Short task: Your reply should be a single number: how many lines contain the string "selected".

Available records:
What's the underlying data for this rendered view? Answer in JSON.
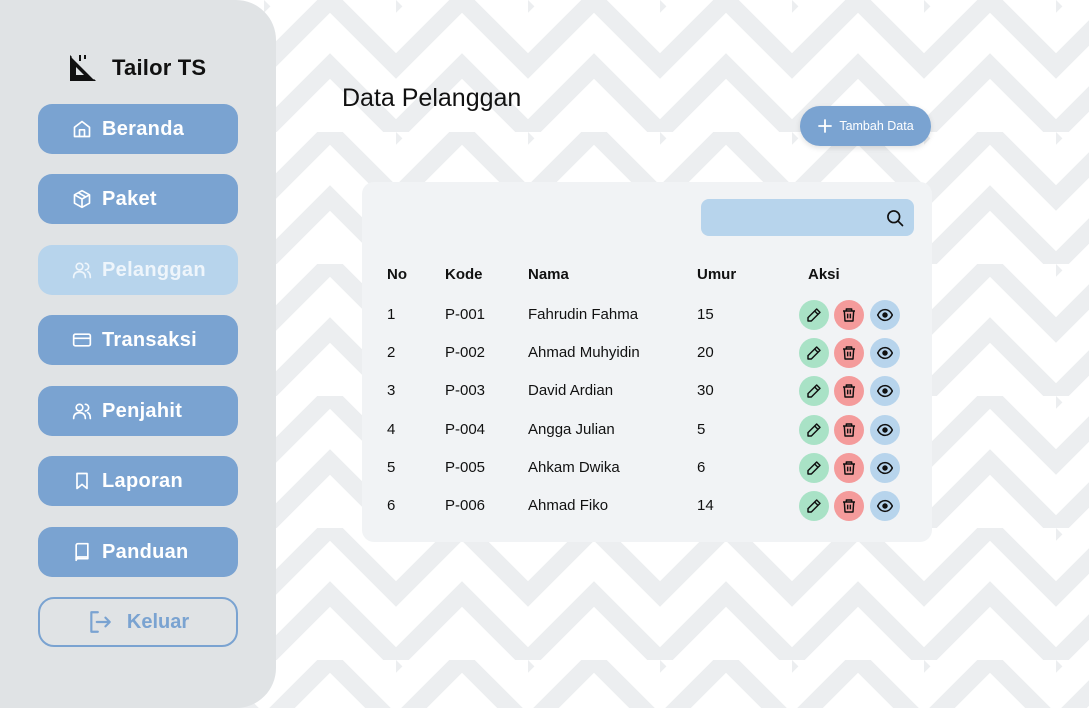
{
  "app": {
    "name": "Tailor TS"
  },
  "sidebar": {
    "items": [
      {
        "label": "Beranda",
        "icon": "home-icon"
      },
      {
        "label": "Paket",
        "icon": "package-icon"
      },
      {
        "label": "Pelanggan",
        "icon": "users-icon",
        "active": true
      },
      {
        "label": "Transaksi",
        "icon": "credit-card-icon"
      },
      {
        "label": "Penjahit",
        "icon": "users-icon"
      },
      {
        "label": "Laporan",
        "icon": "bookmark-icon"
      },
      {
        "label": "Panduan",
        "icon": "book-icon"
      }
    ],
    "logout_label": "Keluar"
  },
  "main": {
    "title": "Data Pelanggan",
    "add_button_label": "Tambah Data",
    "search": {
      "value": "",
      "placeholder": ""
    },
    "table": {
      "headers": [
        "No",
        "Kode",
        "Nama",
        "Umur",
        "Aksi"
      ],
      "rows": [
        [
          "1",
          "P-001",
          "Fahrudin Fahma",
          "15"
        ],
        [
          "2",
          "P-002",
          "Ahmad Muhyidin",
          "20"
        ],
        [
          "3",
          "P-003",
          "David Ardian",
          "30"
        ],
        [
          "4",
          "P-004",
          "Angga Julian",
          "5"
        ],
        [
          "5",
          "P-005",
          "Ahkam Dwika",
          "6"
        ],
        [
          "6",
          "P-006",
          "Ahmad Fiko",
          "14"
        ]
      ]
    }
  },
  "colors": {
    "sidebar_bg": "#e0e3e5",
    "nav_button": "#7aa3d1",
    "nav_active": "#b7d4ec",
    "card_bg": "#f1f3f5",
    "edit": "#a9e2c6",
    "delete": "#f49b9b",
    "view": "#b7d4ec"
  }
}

--

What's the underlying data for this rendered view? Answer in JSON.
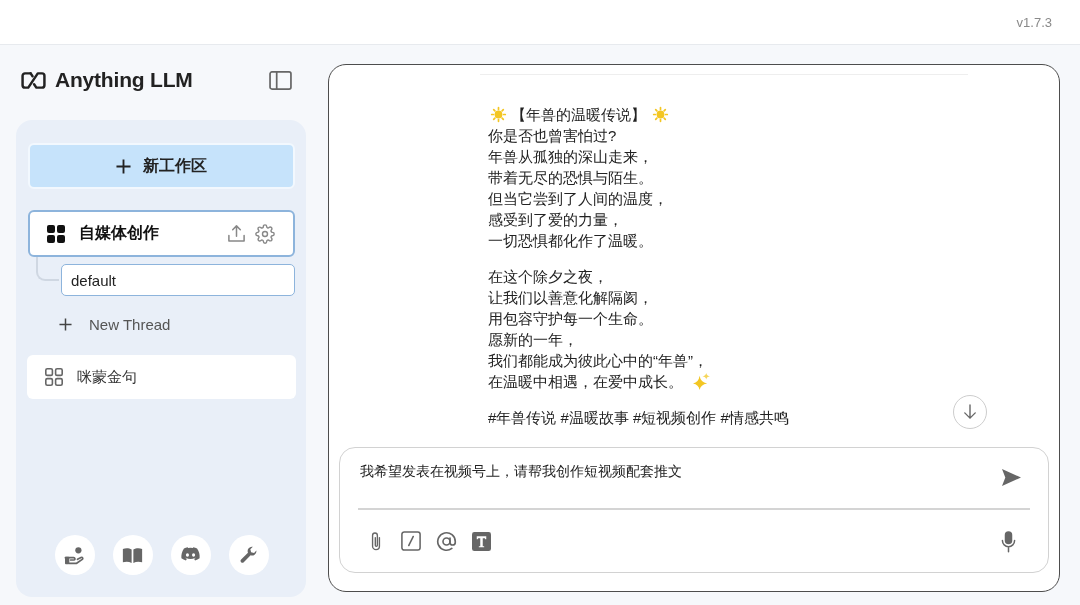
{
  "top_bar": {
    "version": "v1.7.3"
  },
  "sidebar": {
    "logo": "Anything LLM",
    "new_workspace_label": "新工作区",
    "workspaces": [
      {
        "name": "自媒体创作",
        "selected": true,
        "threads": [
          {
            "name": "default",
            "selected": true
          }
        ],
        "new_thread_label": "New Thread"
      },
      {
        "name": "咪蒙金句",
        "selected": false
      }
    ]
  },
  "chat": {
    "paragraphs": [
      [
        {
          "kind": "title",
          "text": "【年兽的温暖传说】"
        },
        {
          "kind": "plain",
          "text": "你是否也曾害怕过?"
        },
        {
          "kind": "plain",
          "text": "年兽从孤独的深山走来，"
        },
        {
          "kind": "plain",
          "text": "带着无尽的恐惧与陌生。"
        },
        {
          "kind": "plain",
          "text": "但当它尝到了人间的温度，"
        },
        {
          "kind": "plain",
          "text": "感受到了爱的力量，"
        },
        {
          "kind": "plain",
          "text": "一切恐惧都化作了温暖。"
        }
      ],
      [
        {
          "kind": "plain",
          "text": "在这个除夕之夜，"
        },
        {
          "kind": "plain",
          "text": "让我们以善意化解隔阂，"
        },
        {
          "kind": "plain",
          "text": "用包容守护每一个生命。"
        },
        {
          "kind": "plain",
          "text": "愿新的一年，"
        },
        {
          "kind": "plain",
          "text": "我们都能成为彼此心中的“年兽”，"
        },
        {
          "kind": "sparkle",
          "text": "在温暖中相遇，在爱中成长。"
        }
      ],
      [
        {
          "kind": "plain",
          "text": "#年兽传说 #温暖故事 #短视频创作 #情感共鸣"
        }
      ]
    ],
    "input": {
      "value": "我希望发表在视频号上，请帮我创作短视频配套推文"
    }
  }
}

Full output: 3